Search the material for the string "name", then return every line where it is found.

* **Excerpted records**:
________________________________________

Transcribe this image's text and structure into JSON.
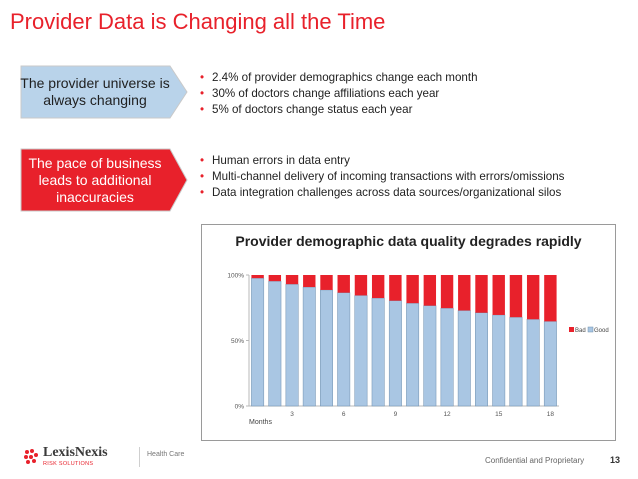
{
  "slide": {
    "title": "Provider Data is Changing all the Time",
    "page_number": "13",
    "confidential": "Confidential and Proprietary"
  },
  "callouts": [
    {
      "text": "The provider universe is always changing",
      "fill": "#b9d3ea"
    },
    {
      "text": "The pace of business leads to additional inaccuracies",
      "fill": "#e8212b"
    }
  ],
  "bullet_groups": [
    {
      "items": [
        "2.4% of provider demographics change each month",
        "30% of doctors change affiliations each year",
        "5% of doctors change status each year"
      ]
    },
    {
      "items": [
        "Human errors in data entry",
        "Multi-channel delivery of incoming transactions with errors/omissions",
        "Data integration challenges across data sources/organizational silos"
      ]
    }
  ],
  "logo": {
    "name": "LexisNexis",
    "sub": "RISK SOLUTIONS",
    "division": "Health Care"
  },
  "colors": {
    "accent": "#e8212b",
    "good": "#a9c6e3",
    "bad": "#e8212b"
  },
  "chart_data": {
    "type": "bar",
    "stacked": true,
    "title": "Provider demographic data quality degrades rapidly",
    "xlabel": "Months",
    "ylabel": "",
    "categories": [
      "1",
      "2",
      "3",
      "4",
      "5",
      "6",
      "7",
      "8",
      "9",
      "10",
      "11",
      "12",
      "13",
      "14",
      "15",
      "16",
      "17",
      "18"
    ],
    "x_tick_labels": {
      "3": "3",
      "6": "6",
      "9": "9",
      "12": "12",
      "15": "15",
      "18": "18"
    },
    "y_tick_labels": [
      "0%",
      "50%",
      "100%"
    ],
    "ylim": [
      0,
      100
    ],
    "series": [
      {
        "name": "Good",
        "color": "#a9c6e3",
        "values": [
          97.6,
          95.3,
          93.0,
          90.8,
          88.6,
          86.5,
          84.4,
          82.4,
          80.4,
          78.5,
          76.6,
          74.7,
          72.9,
          71.2,
          69.5,
          67.8,
          66.2,
          64.6
        ]
      },
      {
        "name": "Bad",
        "color": "#e8212b",
        "values": [
          2.4,
          4.7,
          7.0,
          9.2,
          11.4,
          13.5,
          15.6,
          17.6,
          19.6,
          21.5,
          23.4,
          25.3,
          27.1,
          28.8,
          30.5,
          32.2,
          33.8,
          35.4
        ]
      }
    ],
    "legend_position": "right",
    "grid": false
  }
}
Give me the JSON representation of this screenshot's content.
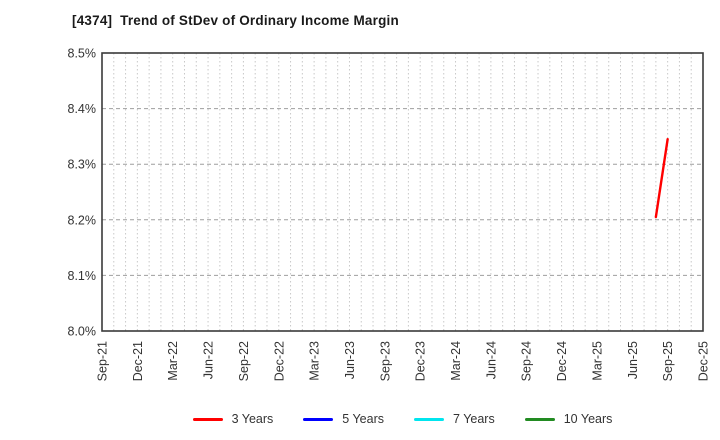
{
  "chart_data": {
    "type": "line",
    "title": "[4374]  Trend of StDev of Ordinary Income Margin",
    "xlabel": "",
    "ylabel": "",
    "ylim": [
      8.0,
      8.5
    ],
    "y_ticks": [
      {
        "value": 8.0,
        "label": "8.0%"
      },
      {
        "value": 8.1,
        "label": "8.1%"
      },
      {
        "value": 8.2,
        "label": "8.2%"
      },
      {
        "value": 8.3,
        "label": "8.3%"
      },
      {
        "value": 8.4,
        "label": "8.4%"
      },
      {
        "value": 8.5,
        "label": "8.5%"
      }
    ],
    "x_ticks": [
      "Sep-21",
      "Dec-21",
      "Mar-22",
      "Jun-22",
      "Sep-22",
      "Dec-22",
      "Mar-23",
      "Jun-23",
      "Sep-23",
      "Dec-23",
      "Mar-24",
      "Jun-24",
      "Sep-24",
      "Dec-24",
      "Mar-25",
      "Jun-25",
      "Sep-25",
      "Dec-25"
    ],
    "grid": {
      "vertical": "monthly-dotted",
      "horizontal": "dashed",
      "on": true
    },
    "legend_position": "bottom",
    "series": [
      {
        "name": "3 Years",
        "color": "#ff0000",
        "points": [
          {
            "x": "Aug-25",
            "y": 8.205
          },
          {
            "x": "Sep-25",
            "y": 8.345
          }
        ]
      },
      {
        "name": "5 Years",
        "color": "#0000ff",
        "points": []
      },
      {
        "name": "7 Years",
        "color": "#00e5ee",
        "points": []
      },
      {
        "name": "10 Years",
        "color": "#228b22",
        "points": []
      }
    ],
    "style": {
      "border_color": "#3a3a3a",
      "h_grid_color": "#9e9e9e",
      "v_grid_color": "#c8c8c8",
      "tick_label_color": "#333333",
      "title_color": "#1a1a1a",
      "line_width": 2.4
    }
  }
}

________________________________________

* **Answer to the exercise**:
    "name": "LexisNexis",
        "name": "Good",
        "name": "Bad",
        "name": "3 Years",
        "name": "5 Years",
        "name": "7 Years",
        "name": "10 Years",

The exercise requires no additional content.